(Data entries)
○ ○ ○ ○ ○
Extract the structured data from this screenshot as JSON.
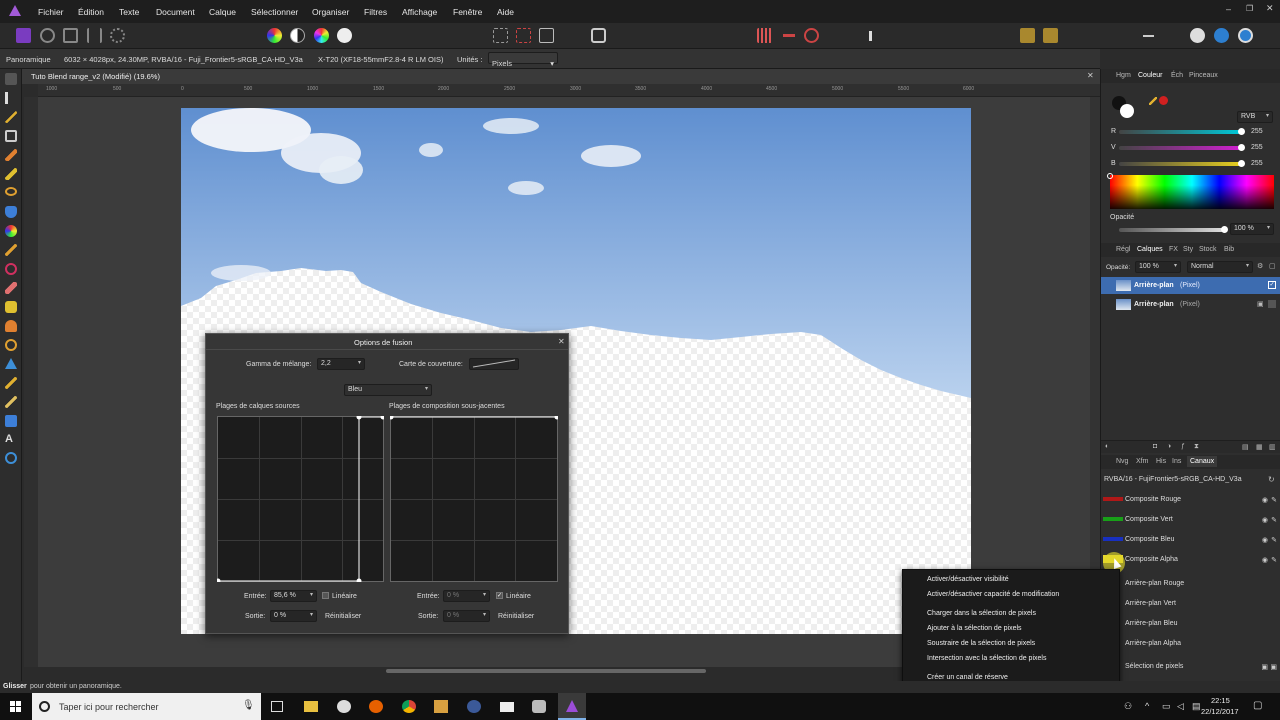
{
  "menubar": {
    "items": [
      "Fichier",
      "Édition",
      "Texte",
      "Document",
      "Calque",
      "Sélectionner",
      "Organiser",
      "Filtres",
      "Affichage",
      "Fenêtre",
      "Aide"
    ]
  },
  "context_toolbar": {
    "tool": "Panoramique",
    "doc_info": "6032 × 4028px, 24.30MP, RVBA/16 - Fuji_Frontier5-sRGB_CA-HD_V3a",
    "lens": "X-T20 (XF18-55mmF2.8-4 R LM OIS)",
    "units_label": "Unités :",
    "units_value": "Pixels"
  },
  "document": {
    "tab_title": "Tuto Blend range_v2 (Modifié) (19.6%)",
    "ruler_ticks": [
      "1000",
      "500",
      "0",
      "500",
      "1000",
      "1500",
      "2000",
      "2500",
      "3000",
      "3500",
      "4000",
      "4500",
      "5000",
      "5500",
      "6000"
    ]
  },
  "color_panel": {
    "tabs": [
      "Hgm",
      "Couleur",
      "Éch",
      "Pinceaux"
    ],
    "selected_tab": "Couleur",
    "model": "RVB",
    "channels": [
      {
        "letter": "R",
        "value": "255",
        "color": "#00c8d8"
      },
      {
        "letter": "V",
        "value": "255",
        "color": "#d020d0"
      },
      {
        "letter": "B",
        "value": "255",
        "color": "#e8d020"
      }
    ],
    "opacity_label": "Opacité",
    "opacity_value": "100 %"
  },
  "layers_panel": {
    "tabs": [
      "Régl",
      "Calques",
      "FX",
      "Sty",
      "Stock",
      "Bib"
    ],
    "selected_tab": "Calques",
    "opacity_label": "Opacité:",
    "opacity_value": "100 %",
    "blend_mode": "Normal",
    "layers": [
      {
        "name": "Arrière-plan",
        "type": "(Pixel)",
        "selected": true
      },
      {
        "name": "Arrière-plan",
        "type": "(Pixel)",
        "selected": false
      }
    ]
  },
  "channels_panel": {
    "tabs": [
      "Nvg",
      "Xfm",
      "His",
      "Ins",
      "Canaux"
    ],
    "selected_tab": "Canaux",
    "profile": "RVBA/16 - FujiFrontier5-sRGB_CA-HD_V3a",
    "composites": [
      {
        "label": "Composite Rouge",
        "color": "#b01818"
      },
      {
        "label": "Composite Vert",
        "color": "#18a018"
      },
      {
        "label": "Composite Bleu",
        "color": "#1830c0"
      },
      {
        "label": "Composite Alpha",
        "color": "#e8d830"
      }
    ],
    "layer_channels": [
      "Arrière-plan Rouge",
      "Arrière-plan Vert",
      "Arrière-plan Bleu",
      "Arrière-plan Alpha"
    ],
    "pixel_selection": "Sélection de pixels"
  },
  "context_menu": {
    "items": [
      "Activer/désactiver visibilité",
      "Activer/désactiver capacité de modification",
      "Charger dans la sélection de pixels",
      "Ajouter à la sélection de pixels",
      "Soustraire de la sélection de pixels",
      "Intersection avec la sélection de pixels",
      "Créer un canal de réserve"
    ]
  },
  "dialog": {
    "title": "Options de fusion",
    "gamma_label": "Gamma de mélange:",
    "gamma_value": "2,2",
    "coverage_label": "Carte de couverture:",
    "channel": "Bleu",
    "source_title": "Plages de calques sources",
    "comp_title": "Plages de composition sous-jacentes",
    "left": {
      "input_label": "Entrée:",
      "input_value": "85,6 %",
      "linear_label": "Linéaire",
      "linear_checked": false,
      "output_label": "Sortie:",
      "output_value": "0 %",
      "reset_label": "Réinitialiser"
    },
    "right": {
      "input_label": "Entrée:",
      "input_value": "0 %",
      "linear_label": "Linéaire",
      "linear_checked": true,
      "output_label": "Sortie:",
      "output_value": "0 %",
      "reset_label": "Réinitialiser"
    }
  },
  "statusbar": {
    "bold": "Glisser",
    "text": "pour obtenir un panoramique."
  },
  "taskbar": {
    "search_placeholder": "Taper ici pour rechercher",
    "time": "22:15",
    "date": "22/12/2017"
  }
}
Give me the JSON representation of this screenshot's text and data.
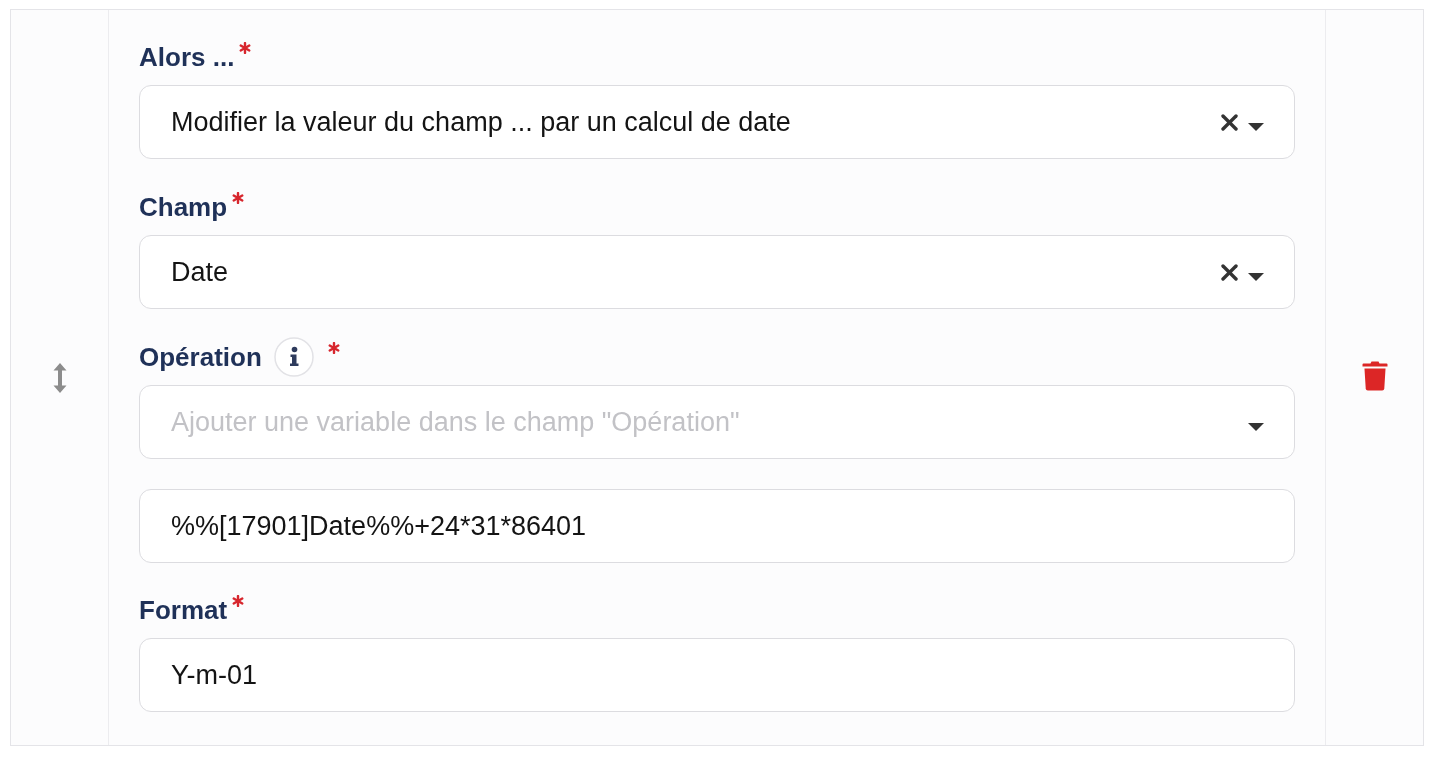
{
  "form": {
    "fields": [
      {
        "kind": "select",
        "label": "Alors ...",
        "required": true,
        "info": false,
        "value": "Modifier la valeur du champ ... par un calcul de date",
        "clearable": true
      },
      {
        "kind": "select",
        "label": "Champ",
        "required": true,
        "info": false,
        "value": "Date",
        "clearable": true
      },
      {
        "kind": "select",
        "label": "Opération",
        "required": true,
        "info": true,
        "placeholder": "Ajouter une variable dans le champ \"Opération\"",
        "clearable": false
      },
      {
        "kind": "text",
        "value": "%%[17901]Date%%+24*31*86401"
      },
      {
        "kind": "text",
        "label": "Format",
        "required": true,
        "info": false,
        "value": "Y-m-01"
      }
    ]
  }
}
○ ○ ○ ○ ○
**TASK TO CARRY OUT:** Make an exact copy of the data, leaving its pictures out.

**RESULT OF THE TASK:**
Extract the structured data from this screenshot as JSON.
{
  "menubar": {
    "items": [
      "Fichier",
      "Édition",
      "Texte",
      "Document",
      "Calque",
      "Sélectionner",
      "Organiser",
      "Filtres",
      "Affichage",
      "Fenêtre",
      "Aide"
    ]
  },
  "context_toolbar": {
    "tool": "Panoramique",
    "doc_info": "6032 × 4028px, 24.30MP, RVBA/16 - Fuji_Frontier5-sRGB_CA-HD_V3a",
    "lens": "X-T20 (XF18-55mmF2.8-4 R LM OIS)",
    "units_label": "Unités :",
    "units_value": "Pixels"
  },
  "document": {
    "tab_title": "Tuto Blend range_v2 (Modifié) (19.6%)",
    "ruler_ticks": [
      "1000",
      "500",
      "0",
      "500",
      "1000",
      "1500",
      "2000",
      "2500",
      "3000",
      "3500",
      "4000",
      "4500",
      "5000",
      "5500",
      "6000"
    ]
  },
  "color_panel": {
    "tabs": [
      "Hgm",
      "Couleur",
      "Éch",
      "Pinceaux"
    ],
    "selected_tab": "Couleur",
    "model": "RVB",
    "channels": [
      {
        "letter": "R",
        "value": "255",
        "color": "#00c8d8"
      },
      {
        "letter": "V",
        "value": "255",
        "color": "#d020d0"
      },
      {
        "letter": "B",
        "value": "255",
        "color": "#e8d020"
      }
    ],
    "opacity_label": "Opacité",
    "opacity_value": "100 %"
  },
  "layers_panel": {
    "tabs": [
      "Régl",
      "Calques",
      "FX",
      "Sty",
      "Stock",
      "Bib"
    ],
    "selected_tab": "Calques",
    "opacity_label": "Opacité:",
    "opacity_value": "100 %",
    "blend_mode": "Normal",
    "layers": [
      {
        "name": "Arrière-plan",
        "type": "(Pixel)",
        "selected": true
      },
      {
        "name": "Arrière-plan",
        "type": "(Pixel)",
        "selected": false
      }
    ]
  },
  "channels_panel": {
    "tabs": [
      "Nvg",
      "Xfm",
      "His",
      "Ins",
      "Canaux"
    ],
    "selected_tab": "Canaux",
    "profile": "RVBA/16 - FujiFrontier5-sRGB_CA-HD_V3a",
    "composites": [
      {
        "label": "Composite Rouge",
        "color": "#b01818"
      },
      {
        "label": "Composite Vert",
        "color": "#18a018"
      },
      {
        "label": "Composite Bleu",
        "color": "#1830c0"
      },
      {
        "label": "Composite Alpha",
        "color": "#e8d830"
      }
    ],
    "layer_channels": [
      "Arrière-plan Rouge",
      "Arrière-plan Vert",
      "Arrière-plan Bleu",
      "Arrière-plan Alpha"
    ],
    "pixel_selection": "Sélection de pixels"
  },
  "context_menu": {
    "items": [
      "Activer/désactiver visibilité",
      "Activer/désactiver capacité de modification",
      "Charger dans la sélection de pixels",
      "Ajouter à la sélection de pixels",
      "Soustraire de la sélection de pixels",
      "Intersection avec la sélection de pixels",
      "Créer un canal de réserve"
    ]
  },
  "dialog": {
    "title": "Options de fusion",
    "gamma_label": "Gamma de mélange:",
    "gamma_value": "2,2",
    "coverage_label": "Carte de couverture:",
    "channel": "Bleu",
    "source_title": "Plages de calques sources",
    "comp_title": "Plages de composition sous-jacentes",
    "left": {
      "input_label": "Entrée:",
      "input_value": "85,6 %",
      "linear_label": "Linéaire",
      "linear_checked": false,
      "output_label": "Sortie:",
      "output_value": "0 %",
      "reset_label": "Réinitialiser"
    },
    "right": {
      "input_label": "Entrée:",
      "input_value": "0 %",
      "linear_label": "Linéaire",
      "linear_checked": true,
      "output_label": "Sortie:",
      "output_value": "0 %",
      "reset_label": "Réinitialiser"
    }
  },
  "statusbar": {
    "bold": "Glisser",
    "text": "pour obtenir un panoramique."
  },
  "taskbar": {
    "search_placeholder": "Taper ici pour rechercher",
    "time": "22:15",
    "date": "22/12/2017"
  }
}
Give me the JSON representation of this screenshot's text and data.
{
  "form": {
    "fields": [
      {
        "kind": "select",
        "label": "Alors ...",
        "required": true,
        "info": false,
        "value": "Modifier la valeur du champ ... par un calcul de date",
        "clearable": true
      },
      {
        "kind": "select",
        "label": "Champ",
        "required": true,
        "info": false,
        "value": "Date",
        "clearable": true
      },
      {
        "kind": "select",
        "label": "Opération",
        "required": true,
        "info": true,
        "placeholder": "Ajouter une variable dans le champ \"Opération\"",
        "clearable": false
      },
      {
        "kind": "text",
        "value": "%%[17901]Date%%+24*31*86401"
      },
      {
        "kind": "text",
        "label": "Format",
        "required": true,
        "info": false,
        "value": "Y-m-01"
      }
    ]
  }
}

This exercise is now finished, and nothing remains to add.